**SHORT PROBLEM**
Repeat the data below word for word, omitting the pictures.

**TASK INPUTS**

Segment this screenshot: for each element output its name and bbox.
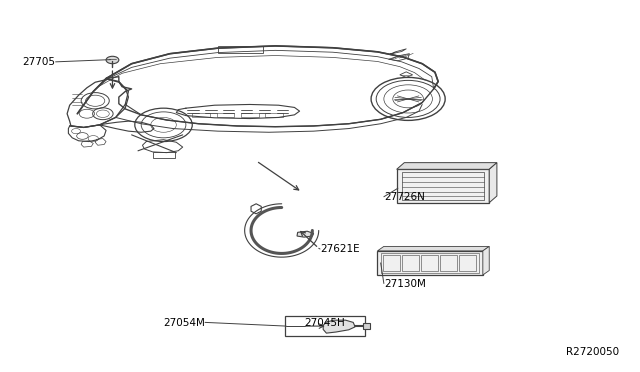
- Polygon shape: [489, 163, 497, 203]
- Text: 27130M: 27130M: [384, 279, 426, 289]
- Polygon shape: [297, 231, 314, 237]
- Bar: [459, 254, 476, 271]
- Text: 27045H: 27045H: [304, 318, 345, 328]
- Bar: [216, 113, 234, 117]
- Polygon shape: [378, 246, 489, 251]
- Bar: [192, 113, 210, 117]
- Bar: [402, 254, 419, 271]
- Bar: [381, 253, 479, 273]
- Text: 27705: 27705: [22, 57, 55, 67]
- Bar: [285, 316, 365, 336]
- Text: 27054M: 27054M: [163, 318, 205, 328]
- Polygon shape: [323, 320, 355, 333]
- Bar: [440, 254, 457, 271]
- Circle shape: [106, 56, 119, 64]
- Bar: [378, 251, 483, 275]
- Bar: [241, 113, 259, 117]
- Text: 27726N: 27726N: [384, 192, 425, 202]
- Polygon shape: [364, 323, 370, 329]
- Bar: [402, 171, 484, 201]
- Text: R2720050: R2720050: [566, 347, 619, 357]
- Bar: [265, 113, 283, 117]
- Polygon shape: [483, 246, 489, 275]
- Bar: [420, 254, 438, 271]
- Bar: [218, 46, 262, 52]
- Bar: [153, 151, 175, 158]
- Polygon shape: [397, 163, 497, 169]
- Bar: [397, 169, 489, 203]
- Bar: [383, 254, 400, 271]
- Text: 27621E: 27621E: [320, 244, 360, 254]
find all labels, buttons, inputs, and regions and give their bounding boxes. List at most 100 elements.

**TASK OUTPUT**
Segment this screenshot: for each element output its name and bbox.
- Polygon shape: [489, 163, 497, 203]
- Text: 27130M: 27130M: [384, 279, 426, 289]
- Polygon shape: [297, 231, 314, 237]
- Bar: [459, 254, 476, 271]
- Text: 27045H: 27045H: [304, 318, 345, 328]
- Bar: [216, 113, 234, 117]
- Polygon shape: [378, 246, 489, 251]
- Bar: [192, 113, 210, 117]
- Bar: [402, 254, 419, 271]
- Bar: [381, 253, 479, 273]
- Text: 27705: 27705: [22, 57, 55, 67]
- Bar: [285, 316, 365, 336]
- Text: 27054M: 27054M: [163, 318, 205, 328]
- Polygon shape: [323, 320, 355, 333]
- Bar: [440, 254, 457, 271]
- Circle shape: [106, 56, 119, 64]
- Bar: [378, 251, 483, 275]
- Bar: [241, 113, 259, 117]
- Text: 27726N: 27726N: [384, 192, 425, 202]
- Polygon shape: [364, 323, 370, 329]
- Bar: [402, 171, 484, 201]
- Text: R2720050: R2720050: [566, 347, 619, 357]
- Bar: [265, 113, 283, 117]
- Polygon shape: [483, 246, 489, 275]
- Bar: [420, 254, 438, 271]
- Bar: [218, 46, 262, 52]
- Bar: [153, 151, 175, 158]
- Polygon shape: [397, 163, 497, 169]
- Bar: [397, 169, 489, 203]
- Bar: [383, 254, 400, 271]
- Text: 27621E: 27621E: [320, 244, 360, 254]
find all labels, buttons, inputs, and regions and give their bounding boxes. List at most 100 elements.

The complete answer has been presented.